## DATASET CONTENT
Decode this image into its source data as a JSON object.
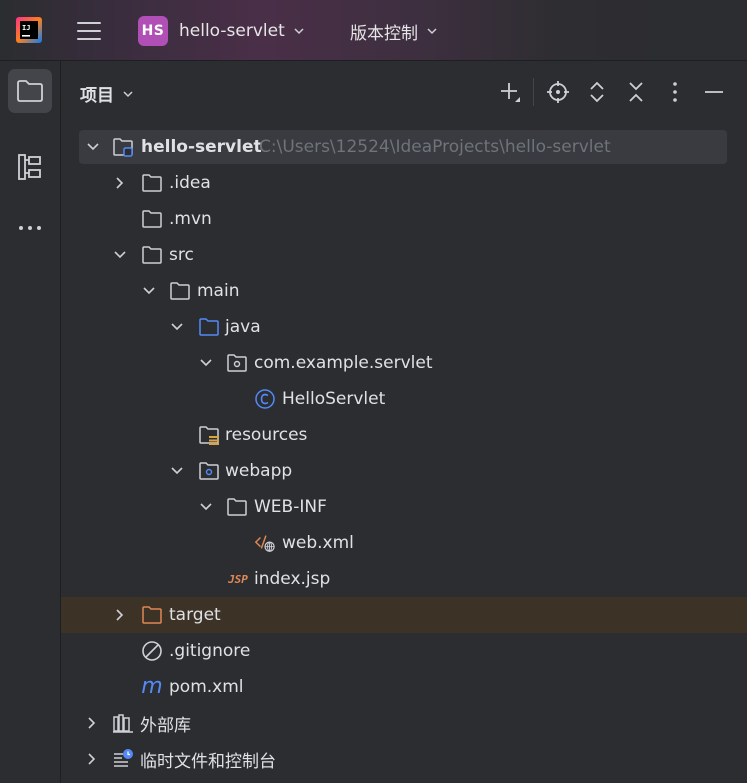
{
  "titlebar": {
    "app_icon": "intellij-idea-icon",
    "menu_icon": "hamburger-menu-icon",
    "project_badge": "HS",
    "project_name": "hello-servlet",
    "vcs_label": "版本控制",
    "badge_color": "#b04fb5"
  },
  "toolstrip": {
    "items": [
      {
        "icon": "folder-icon",
        "active": true
      },
      {
        "icon": "structure-icon",
        "active": false
      },
      {
        "icon": "more-icon",
        "active": false
      }
    ]
  },
  "panel": {
    "title": "项目",
    "actions": [
      "add-icon",
      "locate-icon",
      "expand-all-icon",
      "collapse-all-icon",
      "options-icon",
      "hide-icon"
    ]
  },
  "tree": {
    "root": {
      "label": "hello-servlet",
      "path": "C:\\Users\\12524\\IdeaProjects\\hello-servlet"
    },
    "idea": ".idea",
    "mvn": ".mvn",
    "src": "src",
    "main": "main",
    "java": "java",
    "package": "com.example.servlet",
    "class": "HelloServlet",
    "resources": "resources",
    "webapp": "webapp",
    "webinf": "WEB-INF",
    "webxml": "web.xml",
    "jsp_badge": "JSP",
    "indexjsp": "index.jsp",
    "target": "target",
    "gitignore": ".gitignore",
    "maven_badge": "m",
    "pom": "pom.xml",
    "libs": "外部库",
    "scratches": "临时文件和控制台"
  },
  "colors": {
    "accent": "#548af7",
    "excluded_folder": "#e08855",
    "excluded_row": "#3c3226"
  }
}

## GIVEN TASK
Copy every line of the data word for word, omitting the images.

## SOLUTION FOR THIS PROBLEM
Decode this image into its source data as a JSON object.
{
  "titlebar": {
    "app_icon": "intellij-idea-icon",
    "menu_icon": "hamburger-menu-icon",
    "project_badge": "HS",
    "project_name": "hello-servlet",
    "vcs_label": "版本控制",
    "badge_color": "#b04fb5"
  },
  "toolstrip": {
    "items": [
      {
        "icon": "folder-icon",
        "active": true
      },
      {
        "icon": "structure-icon",
        "active": false
      },
      {
        "icon": "more-icon",
        "active": false
      }
    ]
  },
  "panel": {
    "title": "项目",
    "actions": [
      "add-icon",
      "locate-icon",
      "expand-all-icon",
      "collapse-all-icon",
      "options-icon",
      "hide-icon"
    ]
  },
  "tree": {
    "root": {
      "label": "hello-servlet",
      "path": "C:\\Users\\12524\\IdeaProjects\\hello-servlet"
    },
    "idea": ".idea",
    "mvn": ".mvn",
    "src": "src",
    "main": "main",
    "java": "java",
    "package": "com.example.servlet",
    "class": "HelloServlet",
    "resources": "resources",
    "webapp": "webapp",
    "webinf": "WEB-INF",
    "webxml": "web.xml",
    "jsp_badge": "JSP",
    "indexjsp": "index.jsp",
    "target": "target",
    "gitignore": ".gitignore",
    "maven_badge": "m",
    "pom": "pom.xml",
    "libs": "外部库",
    "scratches": "临时文件和控制台"
  },
  "colors": {
    "accent": "#548af7",
    "excluded_folder": "#e08855",
    "excluded_row": "#3c3226"
  }
}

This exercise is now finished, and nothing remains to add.